Task directions: Here are some entries; quote each one exactly.

§

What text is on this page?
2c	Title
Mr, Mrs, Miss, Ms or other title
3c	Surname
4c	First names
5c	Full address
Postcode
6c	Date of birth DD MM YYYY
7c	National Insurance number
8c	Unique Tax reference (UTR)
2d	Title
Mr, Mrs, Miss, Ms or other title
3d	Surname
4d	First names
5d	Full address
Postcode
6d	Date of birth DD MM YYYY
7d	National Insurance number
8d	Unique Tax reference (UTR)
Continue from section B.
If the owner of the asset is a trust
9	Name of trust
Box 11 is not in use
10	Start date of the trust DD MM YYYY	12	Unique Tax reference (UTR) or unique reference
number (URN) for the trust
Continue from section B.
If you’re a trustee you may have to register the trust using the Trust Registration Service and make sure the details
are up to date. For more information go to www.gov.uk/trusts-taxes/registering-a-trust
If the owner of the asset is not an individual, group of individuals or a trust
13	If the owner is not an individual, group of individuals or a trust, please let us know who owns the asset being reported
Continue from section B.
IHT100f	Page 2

§

Complete response:
What text is on this page?
2c	Title
Mr, Mrs, Miss, Ms or other title
3c	Surname
4c	First names
5c	Full address
Postcode
6c	Date of birth DD MM YYYY
7c	National Insurance number
8c	Unique Tax reference (UTR)
2d	Title
Mr, Mrs, Miss, Ms or other title
3d	Surname
4d	First names
5d	Full address
Postcode
6d	Date of birth DD MM YYYY
7d	National Insurance number
8d	Unique Tax reference (UTR)
Continue from section B.
If the owner of the asset is a trust
9	Name of trust
Box 11 is not in use
10	Start date of the trust DD MM YYYY	12	Unique Tax reference (UTR) or unique reference
number (URN) for the trust
Continue from section B.
If you’re a trustee you may have to register the trust using the Trust Registration Service and make sure the details
are up to date. For more information go to www.gov.uk/trusts-taxes/registering-a-trust
If the owner of the asset is not an individual, group of individuals or a trust
13	If the owner is not an individual, group of individuals or a trust, please let us know who owns the asset being reported
Continue from section B.
IHT100f	Page 2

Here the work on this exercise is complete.